Out of the lines below, please list those that hold the string "JSON".

***

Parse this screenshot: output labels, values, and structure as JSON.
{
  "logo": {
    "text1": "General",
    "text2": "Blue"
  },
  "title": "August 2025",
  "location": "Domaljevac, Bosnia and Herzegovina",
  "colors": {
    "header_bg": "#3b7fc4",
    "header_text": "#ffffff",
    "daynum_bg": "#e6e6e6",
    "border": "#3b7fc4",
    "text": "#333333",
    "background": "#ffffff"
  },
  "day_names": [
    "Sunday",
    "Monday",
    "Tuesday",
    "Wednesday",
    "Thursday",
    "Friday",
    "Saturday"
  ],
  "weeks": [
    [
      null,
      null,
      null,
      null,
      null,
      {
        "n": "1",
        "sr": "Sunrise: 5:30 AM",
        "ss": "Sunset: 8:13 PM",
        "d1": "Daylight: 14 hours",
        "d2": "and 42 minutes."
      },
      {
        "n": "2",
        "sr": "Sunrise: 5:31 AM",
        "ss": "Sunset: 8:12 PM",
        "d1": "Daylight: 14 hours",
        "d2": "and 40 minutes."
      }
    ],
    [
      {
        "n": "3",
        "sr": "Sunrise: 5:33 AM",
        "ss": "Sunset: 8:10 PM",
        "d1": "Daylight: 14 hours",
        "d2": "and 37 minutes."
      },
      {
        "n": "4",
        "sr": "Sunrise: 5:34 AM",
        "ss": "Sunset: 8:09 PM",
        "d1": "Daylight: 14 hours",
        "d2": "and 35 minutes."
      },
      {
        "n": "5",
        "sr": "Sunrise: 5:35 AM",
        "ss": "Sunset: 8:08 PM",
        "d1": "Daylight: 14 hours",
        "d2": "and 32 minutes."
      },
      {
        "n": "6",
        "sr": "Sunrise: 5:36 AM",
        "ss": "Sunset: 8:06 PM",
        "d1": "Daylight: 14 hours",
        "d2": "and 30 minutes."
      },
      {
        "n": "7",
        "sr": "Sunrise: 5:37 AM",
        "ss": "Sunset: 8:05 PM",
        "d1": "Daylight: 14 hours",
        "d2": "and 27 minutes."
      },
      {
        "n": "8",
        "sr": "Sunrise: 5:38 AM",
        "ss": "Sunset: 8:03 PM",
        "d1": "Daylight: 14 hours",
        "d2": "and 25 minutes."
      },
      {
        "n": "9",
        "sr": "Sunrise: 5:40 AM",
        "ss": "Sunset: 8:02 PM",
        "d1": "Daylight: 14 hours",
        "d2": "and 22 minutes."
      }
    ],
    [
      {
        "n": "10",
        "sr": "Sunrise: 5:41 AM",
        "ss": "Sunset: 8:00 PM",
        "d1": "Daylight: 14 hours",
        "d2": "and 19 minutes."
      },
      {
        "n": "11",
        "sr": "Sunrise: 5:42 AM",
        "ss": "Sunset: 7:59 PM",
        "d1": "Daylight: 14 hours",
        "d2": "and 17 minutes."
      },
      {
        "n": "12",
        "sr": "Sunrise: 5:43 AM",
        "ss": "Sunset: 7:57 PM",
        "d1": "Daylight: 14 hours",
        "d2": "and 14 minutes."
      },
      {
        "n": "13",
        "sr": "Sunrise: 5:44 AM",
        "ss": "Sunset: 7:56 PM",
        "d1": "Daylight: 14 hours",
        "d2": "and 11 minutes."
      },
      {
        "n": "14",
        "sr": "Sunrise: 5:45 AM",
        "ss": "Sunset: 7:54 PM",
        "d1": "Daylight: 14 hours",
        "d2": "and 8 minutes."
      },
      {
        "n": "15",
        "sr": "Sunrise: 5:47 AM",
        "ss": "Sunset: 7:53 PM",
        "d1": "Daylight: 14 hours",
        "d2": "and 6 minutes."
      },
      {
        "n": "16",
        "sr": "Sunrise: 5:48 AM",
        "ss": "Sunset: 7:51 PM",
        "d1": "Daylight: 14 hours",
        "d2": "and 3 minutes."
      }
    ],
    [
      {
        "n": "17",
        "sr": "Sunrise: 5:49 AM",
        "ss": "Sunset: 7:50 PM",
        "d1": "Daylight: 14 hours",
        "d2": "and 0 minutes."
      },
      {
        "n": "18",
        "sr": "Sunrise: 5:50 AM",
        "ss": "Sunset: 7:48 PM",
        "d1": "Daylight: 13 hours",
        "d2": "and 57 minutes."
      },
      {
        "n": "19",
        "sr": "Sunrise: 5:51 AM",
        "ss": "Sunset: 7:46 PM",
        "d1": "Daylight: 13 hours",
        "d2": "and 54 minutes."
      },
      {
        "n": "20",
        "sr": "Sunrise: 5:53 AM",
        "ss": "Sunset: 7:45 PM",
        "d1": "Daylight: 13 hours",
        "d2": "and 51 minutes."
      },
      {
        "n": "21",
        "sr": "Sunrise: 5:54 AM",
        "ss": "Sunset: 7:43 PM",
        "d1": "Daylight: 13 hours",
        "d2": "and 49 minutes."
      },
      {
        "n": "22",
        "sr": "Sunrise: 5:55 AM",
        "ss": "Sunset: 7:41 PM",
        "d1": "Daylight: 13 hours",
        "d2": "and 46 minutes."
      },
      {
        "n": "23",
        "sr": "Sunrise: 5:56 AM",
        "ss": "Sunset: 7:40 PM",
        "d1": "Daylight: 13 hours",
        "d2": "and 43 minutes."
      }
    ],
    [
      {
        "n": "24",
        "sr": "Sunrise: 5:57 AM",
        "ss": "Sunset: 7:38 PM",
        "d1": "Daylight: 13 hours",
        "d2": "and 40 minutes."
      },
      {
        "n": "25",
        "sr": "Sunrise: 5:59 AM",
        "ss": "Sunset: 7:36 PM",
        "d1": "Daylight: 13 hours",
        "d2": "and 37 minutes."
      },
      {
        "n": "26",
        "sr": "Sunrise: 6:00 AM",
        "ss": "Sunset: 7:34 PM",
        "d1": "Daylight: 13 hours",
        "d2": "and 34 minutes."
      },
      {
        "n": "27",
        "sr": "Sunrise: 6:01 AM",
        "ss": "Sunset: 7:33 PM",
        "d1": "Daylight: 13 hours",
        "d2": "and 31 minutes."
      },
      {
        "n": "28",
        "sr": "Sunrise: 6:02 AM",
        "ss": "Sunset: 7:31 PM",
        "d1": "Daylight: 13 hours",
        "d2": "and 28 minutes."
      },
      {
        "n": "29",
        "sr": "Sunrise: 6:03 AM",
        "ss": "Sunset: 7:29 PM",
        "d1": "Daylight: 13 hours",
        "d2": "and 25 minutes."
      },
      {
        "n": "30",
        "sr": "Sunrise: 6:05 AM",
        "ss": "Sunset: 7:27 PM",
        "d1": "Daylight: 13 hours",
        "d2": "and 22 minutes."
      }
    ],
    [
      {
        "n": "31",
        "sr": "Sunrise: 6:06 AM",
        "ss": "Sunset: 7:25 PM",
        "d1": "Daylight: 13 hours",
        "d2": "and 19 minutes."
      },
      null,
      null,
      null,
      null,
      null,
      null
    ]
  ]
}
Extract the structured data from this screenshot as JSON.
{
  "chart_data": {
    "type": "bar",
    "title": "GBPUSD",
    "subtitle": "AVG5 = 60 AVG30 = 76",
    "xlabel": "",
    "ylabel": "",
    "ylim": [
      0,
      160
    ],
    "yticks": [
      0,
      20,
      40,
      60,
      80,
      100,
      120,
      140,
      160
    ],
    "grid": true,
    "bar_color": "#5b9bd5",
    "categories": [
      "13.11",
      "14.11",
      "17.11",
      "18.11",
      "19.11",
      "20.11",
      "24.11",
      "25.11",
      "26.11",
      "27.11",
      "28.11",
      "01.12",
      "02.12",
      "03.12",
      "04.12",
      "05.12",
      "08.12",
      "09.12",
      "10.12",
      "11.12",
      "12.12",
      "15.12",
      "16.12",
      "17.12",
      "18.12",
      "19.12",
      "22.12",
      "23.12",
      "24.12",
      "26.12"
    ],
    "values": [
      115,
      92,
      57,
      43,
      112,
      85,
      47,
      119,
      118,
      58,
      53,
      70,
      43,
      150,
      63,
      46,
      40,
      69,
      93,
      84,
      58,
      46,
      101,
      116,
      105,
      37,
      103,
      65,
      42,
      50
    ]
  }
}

***

Task solution:
Parse this screenshot: output labels, values, and structure as JSON.
Extract the structured data from this screenshot as JSON.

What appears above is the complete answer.